■ GIVEN REQUEST 1
Decide whether each statement agrees with the football team text. Answer yes or no for each, quoting the deciding words. (a) Raymond Elliot was in his first season as head coach. (b) The team played as a member of a conference. (c) Raymond Elliot was the team captain.

■ SOURCE EXCERPT
BEGIN

- Conference: Independent
- Record: 6–2
- Head coach: Raymond Elliot (1st season);
- Captain: Norman King
- Home stadium: Cooke Field Moiliili Field Alexander Field

= 1920 Hawaii Deans football team =

University of Hawaiʻi football team

The 1920 Hawaii Deans football team represented the University of Hawaiʻi (now known as the University of Hawaiʻi at Mānoa) as an independent during the 1920 college football season. Led by first-year head coach Raymond Elliot, the Deans compiled an overall record of 6–2. Norman King was the team captain.

END

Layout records
BEGIN

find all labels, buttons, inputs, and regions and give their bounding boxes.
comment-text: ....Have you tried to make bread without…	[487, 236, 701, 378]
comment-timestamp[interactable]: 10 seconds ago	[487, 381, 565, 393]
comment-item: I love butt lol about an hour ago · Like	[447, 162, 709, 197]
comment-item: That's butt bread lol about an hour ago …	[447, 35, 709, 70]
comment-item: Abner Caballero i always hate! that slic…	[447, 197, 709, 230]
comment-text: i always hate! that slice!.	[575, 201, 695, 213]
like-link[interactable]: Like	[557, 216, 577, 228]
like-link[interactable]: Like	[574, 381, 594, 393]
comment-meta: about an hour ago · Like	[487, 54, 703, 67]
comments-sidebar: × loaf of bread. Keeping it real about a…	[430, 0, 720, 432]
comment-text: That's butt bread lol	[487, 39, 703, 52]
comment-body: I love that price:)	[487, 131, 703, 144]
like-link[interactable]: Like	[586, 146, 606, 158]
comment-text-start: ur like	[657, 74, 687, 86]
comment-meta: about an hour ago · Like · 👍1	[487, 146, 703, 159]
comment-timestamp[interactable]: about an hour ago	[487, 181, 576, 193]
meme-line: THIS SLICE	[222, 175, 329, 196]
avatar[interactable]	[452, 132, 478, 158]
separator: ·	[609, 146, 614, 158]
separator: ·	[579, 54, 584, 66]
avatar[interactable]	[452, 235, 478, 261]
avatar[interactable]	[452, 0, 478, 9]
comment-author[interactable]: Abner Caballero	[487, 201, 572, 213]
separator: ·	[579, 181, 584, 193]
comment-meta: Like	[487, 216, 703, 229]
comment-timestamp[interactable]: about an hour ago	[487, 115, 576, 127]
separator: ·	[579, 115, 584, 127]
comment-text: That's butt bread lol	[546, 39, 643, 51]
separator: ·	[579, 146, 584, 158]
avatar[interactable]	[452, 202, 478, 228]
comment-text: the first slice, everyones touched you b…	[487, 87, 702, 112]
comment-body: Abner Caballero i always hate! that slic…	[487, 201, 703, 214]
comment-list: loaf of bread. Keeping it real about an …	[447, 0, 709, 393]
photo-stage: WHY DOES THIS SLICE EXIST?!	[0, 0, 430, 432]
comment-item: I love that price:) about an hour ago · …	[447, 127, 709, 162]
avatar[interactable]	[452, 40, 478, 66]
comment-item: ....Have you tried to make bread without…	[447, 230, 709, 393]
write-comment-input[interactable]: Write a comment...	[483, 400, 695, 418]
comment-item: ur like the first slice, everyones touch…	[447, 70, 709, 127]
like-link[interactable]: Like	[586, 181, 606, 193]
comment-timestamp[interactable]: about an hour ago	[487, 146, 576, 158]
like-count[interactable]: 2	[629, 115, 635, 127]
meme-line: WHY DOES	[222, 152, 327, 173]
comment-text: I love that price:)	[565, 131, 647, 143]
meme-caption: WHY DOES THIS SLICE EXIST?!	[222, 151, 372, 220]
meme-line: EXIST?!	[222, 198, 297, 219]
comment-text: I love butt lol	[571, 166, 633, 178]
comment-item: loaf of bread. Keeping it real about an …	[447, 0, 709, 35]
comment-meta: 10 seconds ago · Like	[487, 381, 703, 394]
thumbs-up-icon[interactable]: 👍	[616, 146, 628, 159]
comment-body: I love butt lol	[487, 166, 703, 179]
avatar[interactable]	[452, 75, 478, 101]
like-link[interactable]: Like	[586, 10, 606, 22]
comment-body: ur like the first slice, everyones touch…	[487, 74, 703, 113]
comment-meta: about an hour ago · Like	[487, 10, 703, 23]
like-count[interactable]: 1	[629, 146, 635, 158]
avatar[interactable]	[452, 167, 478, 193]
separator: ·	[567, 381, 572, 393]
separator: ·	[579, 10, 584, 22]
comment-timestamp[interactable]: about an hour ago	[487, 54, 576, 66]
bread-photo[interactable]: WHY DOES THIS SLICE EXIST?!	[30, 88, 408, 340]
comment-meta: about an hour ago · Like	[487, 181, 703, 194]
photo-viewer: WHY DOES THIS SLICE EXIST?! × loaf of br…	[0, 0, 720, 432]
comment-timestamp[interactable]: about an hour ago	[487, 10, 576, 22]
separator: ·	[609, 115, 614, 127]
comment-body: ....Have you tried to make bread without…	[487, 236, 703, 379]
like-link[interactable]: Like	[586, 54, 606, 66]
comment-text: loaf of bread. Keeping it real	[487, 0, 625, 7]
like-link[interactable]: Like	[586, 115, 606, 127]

END

■ GIVEN REQUEST 2
Return the lines of the listing from its start through the line containing "comment-timestamp[interactable]: 10 seconds", both ends included.

■ FULL ANSWER 1
(a) Yes: "Led by first-year head coach Raymond Elliot"
(b) No: "as an independent during the 1920 college football season"
(c) No: "Norman King was the team captain."

■ FULL ANSWER 2
find all labels, buttons, inputs, and regions and give their bounding boxes.
comment-text: ....Have you tried to make bread without…	[487, 236, 701, 378]
comment-timestamp[interactable]: 10 seconds ago	[487, 381, 565, 393]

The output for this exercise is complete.